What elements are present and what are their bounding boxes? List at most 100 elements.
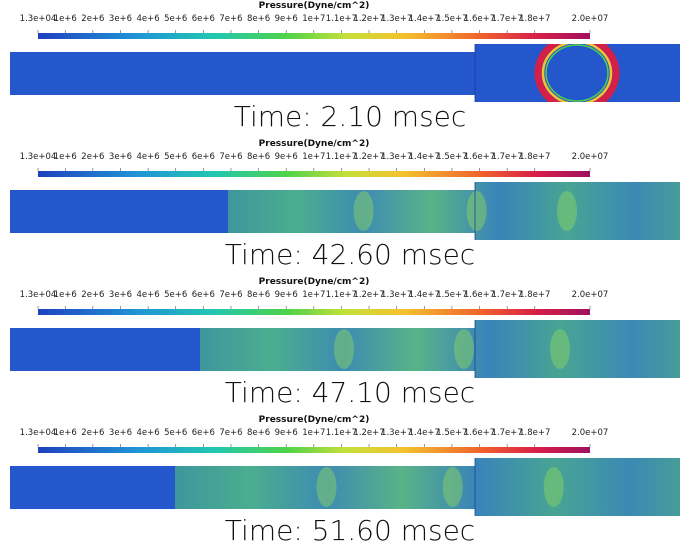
colorbar-tick-label: 3e+6: [109, 290, 132, 300]
colorbar-tick-label: 1e+6: [54, 14, 77, 24]
colorbar-tick-label: 5e+6: [164, 428, 187, 438]
colorbar-tick-label: 1.7e+7: [492, 14, 523, 24]
time-label: Time: 51.60 msec: [225, 514, 475, 547]
pressure-spot: [334, 329, 354, 369]
colorbar-tick-label: 9e+6: [275, 14, 298, 24]
colorbar-tick-label: 1.5e+7: [436, 428, 467, 438]
colorbar-tick-label: 1.6e+7: [464, 428, 495, 438]
colorbar-tick-label: 6e+6: [192, 428, 215, 438]
colorbar: [38, 33, 590, 39]
colorbar-tick-label: 2e+6: [81, 428, 104, 438]
colorbar-title: Pressure(Dyne/cm^2): [259, 1, 370, 11]
simulation: [10, 458, 680, 516]
fluid: [10, 44, 680, 102]
colorbar-tick-label: 1e+7: [302, 428, 325, 438]
colorbar-tick-label: 6e+6: [192, 14, 215, 24]
colorbar-tick-label: 3e+6: [109, 152, 132, 162]
colorbar-tick-label: 1.5e+7: [436, 152, 467, 162]
colorbar-tick-label: 1e+7: [302, 152, 325, 162]
simulation: [10, 320, 680, 378]
colorbar-tick-label: 1.2e+7: [353, 14, 384, 24]
pressure-field: [228, 182, 680, 240]
colorbar-tick-label: 2.0e+07: [572, 14, 609, 24]
colorbar-tick-label: 1.6e+7: [464, 14, 495, 24]
colorbar-tick-label: 1.6e+7: [464, 152, 495, 162]
colorbar-tick-label: 8e+6: [247, 14, 270, 24]
colorbar-tick-label: 1.6e+7: [464, 290, 495, 300]
colorbar-tick-label: 5e+6: [164, 14, 187, 24]
colorbar-tick-label: 1e+7: [302, 14, 325, 24]
colorbar-tick-label: 1e+7: [302, 290, 325, 300]
colorbar-tick-label: 1.7e+7: [492, 290, 523, 300]
colorbar-tick-label: 1.3e+7: [381, 428, 412, 438]
pressure-spot: [543, 467, 564, 507]
colorbar-tick-label: 6e+6: [192, 290, 215, 300]
colorbar-tick-label: 1.5e+7: [436, 290, 467, 300]
pressure-spot: [557, 191, 577, 231]
colorbar-tick-label: 1.1e+7: [326, 152, 357, 162]
colorbar-tick-label: 1e+6: [54, 428, 77, 438]
colorbar-tick-label: 1.7e+7: [492, 152, 523, 162]
colorbar-tick-label: 1.2e+7: [353, 428, 384, 438]
pressure-spot: [353, 191, 374, 231]
colorbar-tick-label: 1.3e+7: [381, 152, 412, 162]
colorbar-tick-label: 8e+6: [247, 428, 270, 438]
simulation: [10, 182, 680, 240]
colorbar-tick-label: 1.3e+04: [20, 290, 57, 300]
colorbar: [38, 171, 590, 177]
colorbar-tick-label: 1.1e+7: [326, 428, 357, 438]
colorbar-tick-label: 1.4e+7: [409, 14, 440, 24]
pressure-spot: [466, 191, 487, 231]
colorbar-tick-label: 7e+6: [219, 152, 242, 162]
time-label: Time: 2.10 msec: [234, 100, 467, 133]
time-label: Time: 47.10 msec: [225, 376, 475, 409]
colorbar-tick-label: 1.8e+7: [519, 14, 550, 24]
colorbar-tick-label: 2e+6: [81, 14, 104, 24]
wave-front: [534, 44, 620, 102]
colorbar-tick-label: 9e+6: [275, 290, 298, 300]
colorbar-tick-label: 1.4e+7: [409, 290, 440, 300]
colorbar-tick-label: 7e+6: [219, 428, 242, 438]
pressure-field: [175, 458, 680, 516]
colorbar-tick-label: 1.3e+7: [381, 14, 412, 24]
colorbar-tick-label: 1.3e+04: [20, 428, 57, 438]
colorbar-tick-label: 3e+6: [109, 14, 132, 24]
colorbar-tick-label: 7e+6: [219, 290, 242, 300]
colorbar-tick-label: 3e+6: [109, 428, 132, 438]
colorbar-tick-label: 1.8e+7: [519, 152, 550, 162]
colorbar-tick-label: 7e+6: [219, 14, 242, 24]
colorbar-tick-label: 9e+6: [275, 428, 298, 438]
colorbar-tick-label: 1.3e+04: [20, 14, 57, 24]
colorbar-tick-label: 1.1e+7: [326, 14, 357, 24]
colorbar-title: Pressure(Dyne/cm^2): [259, 277, 370, 287]
colorbar-tick-label: 1e+6: [54, 152, 77, 162]
pressure-spot: [442, 467, 463, 507]
time-label: Time: 42.60 msec: [225, 238, 475, 271]
colorbar-tick-label: 4e+6: [137, 290, 160, 300]
colorbar-tick-label: 2.0e+07: [572, 290, 609, 300]
colorbar-tick-label: 1.2e+7: [353, 152, 384, 162]
colorbar-tick-label: 4e+6: [137, 152, 160, 162]
simulation: [10, 44, 680, 102]
colorbar-tick-label: 5e+6: [164, 152, 187, 162]
colorbar-tick-label: 1.1e+7: [326, 290, 357, 300]
colorbar-tick-label: 1.2e+7: [353, 290, 384, 300]
pressure-spot: [316, 467, 337, 507]
colorbar-title: Pressure(Dyne/cm^2): [259, 139, 370, 149]
colorbar-title: Pressure(Dyne/cm^2): [259, 415, 370, 425]
colorbar-tick-label: 1.4e+7: [409, 428, 440, 438]
colorbar-tick-label: 4e+6: [137, 428, 160, 438]
colorbar-tick-label: 2e+6: [81, 290, 104, 300]
colorbar-tick-label: 8e+6: [247, 290, 270, 300]
colorbar-tick-label: 8e+6: [247, 152, 270, 162]
colorbar: [38, 447, 590, 453]
colorbar-tick-label: 2e+6: [81, 152, 104, 162]
colorbar-tick-label: 9e+6: [275, 152, 298, 162]
wave-front: [545, 44, 609, 102]
pressure-spot: [550, 329, 570, 369]
colorbar-tick-label: 1.4e+7: [409, 152, 440, 162]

● ● ● ● ●

**Short exercise**
Can you reproduce every line of the records above word for word, leaving out the picture?

**Result for this exercise**
What elements are present and what are their bounding boxes? List at most 100 elements.
colorbar-tick-label: 3e+6: [109, 290, 132, 300]
colorbar-tick-label: 1e+6: [54, 14, 77, 24]
colorbar-tick-label: 5e+6: [164, 428, 187, 438]
colorbar-tick-label: 1.7e+7: [492, 14, 523, 24]
time-label: Time: 51.60 msec: [225, 514, 475, 547]
pressure-spot: [334, 329, 354, 369]
colorbar-tick-label: 9e+6: [275, 14, 298, 24]
colorbar-tick-label: 1.5e+7: [436, 428, 467, 438]
colorbar-tick-label: 1.6e+7: [464, 428, 495, 438]
colorbar-tick-label: 6e+6: [192, 428, 215, 438]
colorbar: [38, 33, 590, 39]
colorbar-tick-label: 2e+6: [81, 428, 104, 438]
colorbar-title: Pressure(Dyne/cm^2): [259, 1, 370, 11]
simulation: [10, 458, 680, 516]
fluid: [10, 44, 680, 102]
colorbar-tick-label: 1e+7: [302, 428, 325, 438]
colorbar-tick-label: 6e+6: [192, 14, 215, 24]
colorbar-tick-label: 3e+6: [109, 152, 132, 162]
colorbar-tick-label: 1.5e+7: [436, 152, 467, 162]
colorbar-tick-label: 1e+7: [302, 152, 325, 162]
simulation: [10, 320, 680, 378]
colorbar-tick-label: 1.2e+7: [353, 14, 384, 24]
pressure-field: [228, 182, 680, 240]
colorbar-tick-label: 2.0e+07: [572, 14, 609, 24]
colorbar-tick-label: 1.6e+7: [464, 14, 495, 24]
colorbar-tick-label: 1.6e+7: [464, 152, 495, 162]
colorbar-tick-label: 8e+6: [247, 14, 270, 24]
colorbar-tick-label: 1.6e+7: [464, 290, 495, 300]
colorbar-tick-label: 5e+6: [164, 14, 187, 24]
colorbar-tick-label: 1e+7: [302, 14, 325, 24]
colorbar-tick-label: 1e+7: [302, 290, 325, 300]
colorbar-tick-label: 1.7e+7: [492, 290, 523, 300]
colorbar-tick-label: 1.3e+7: [381, 428, 412, 438]
pressure-spot: [543, 467, 564, 507]
colorbar-tick-label: 6e+6: [192, 290, 215, 300]
colorbar-tick-label: 1.5e+7: [436, 290, 467, 300]
pressure-spot: [557, 191, 577, 231]
colorbar-tick-label: 1.1e+7: [326, 152, 357, 162]
colorbar-tick-label: 1e+6: [54, 428, 77, 438]
colorbar-tick-label: 1.7e+7: [492, 152, 523, 162]
colorbar-tick-label: 1.2e+7: [353, 428, 384, 438]
pressure-spot: [353, 191, 374, 231]
colorbar-tick-label: 1.3e+7: [381, 152, 412, 162]
colorbar-tick-label: 8e+6: [247, 428, 270, 438]
simulation: [10, 182, 680, 240]
colorbar-tick-label: 1.3e+04: [20, 290, 57, 300]
colorbar: [38, 171, 590, 177]
colorbar-tick-label: 1.1e+7: [326, 428, 357, 438]
colorbar-tick-label: 1.4e+7: [409, 14, 440, 24]
pressure-spot: [466, 191, 487, 231]
colorbar-tick-label: 7e+6: [219, 152, 242, 162]
time-label: Time: 2.10 msec: [234, 100, 467, 133]
time-label: Time: 47.10 msec: [225, 376, 475, 409]
colorbar-tick-label: 1.8e+7: [519, 14, 550, 24]
colorbar-tick-label: 2e+6: [81, 14, 104, 24]
wave-front: [534, 44, 620, 102]
colorbar-tick-label: 9e+6: [275, 290, 298, 300]
colorbar-tick-label: 1.4e+7: [409, 290, 440, 300]
colorbar-tick-label: 7e+6: [219, 428, 242, 438]
pressure-field: [175, 458, 680, 516]
colorbar-tick-label: 1.3e+7: [381, 14, 412, 24]
colorbar-tick-label: 1.3e+04: [20, 428, 57, 438]
colorbar-tick-label: 3e+6: [109, 14, 132, 24]
colorbar-tick-label: 7e+6: [219, 290, 242, 300]
colorbar-tick-label: 3e+6: [109, 428, 132, 438]
colorbar-tick-label: 1.8e+7: [519, 152, 550, 162]
colorbar-tick-label: 7e+6: [219, 14, 242, 24]
colorbar-tick-label: 9e+6: [275, 428, 298, 438]
colorbar-tick-label: 1.3e+04: [20, 14, 57, 24]
colorbar-tick-label: 1.1e+7: [326, 14, 357, 24]
colorbar-title: Pressure(Dyne/cm^2): [259, 277, 370, 287]
colorbar-tick-label: 1e+6: [54, 152, 77, 162]
pressure-spot: [442, 467, 463, 507]
time-label: Time: 42.60 msec: [225, 238, 475, 271]
colorbar-tick-label: 4e+6: [137, 290, 160, 300]
colorbar-tick-label: 2.0e+07: [572, 290, 609, 300]
colorbar-tick-label: 1.2e+7: [353, 152, 384, 162]
colorbar-tick-label: 4e+6: [137, 152, 160, 162]
simulation: [10, 44, 680, 102]
colorbar-tick-label: 5e+6: [164, 152, 187, 162]
colorbar-tick-label: 1.1e+7: [326, 290, 357, 300]
colorbar-tick-label: 1.2e+7: [353, 290, 384, 300]
pressure-spot: [316, 467, 337, 507]
colorbar-title: Pressure(Dyne/cm^2): [259, 139, 370, 149]
colorbar-title: Pressure(Dyne/cm^2): [259, 415, 370, 425]
colorbar-tick-label: 1.4e+7: [409, 428, 440, 438]
colorbar-tick-label: 4e+6: [137, 428, 160, 438]
colorbar-tick-label: 2e+6: [81, 290, 104, 300]
colorbar-tick-label: 8e+6: [247, 290, 270, 300]
colorbar-tick-label: 8e+6: [247, 152, 270, 162]
colorbar: [38, 447, 590, 453]
colorbar-tick-label: 2e+6: [81, 152, 104, 162]
colorbar-tick-label: 9e+6: [275, 152, 298, 162]
wave-front: [545, 44, 609, 102]
pressure-spot: [550, 329, 570, 369]
colorbar-tick-label: 1.4e+7: [409, 152, 440, 162]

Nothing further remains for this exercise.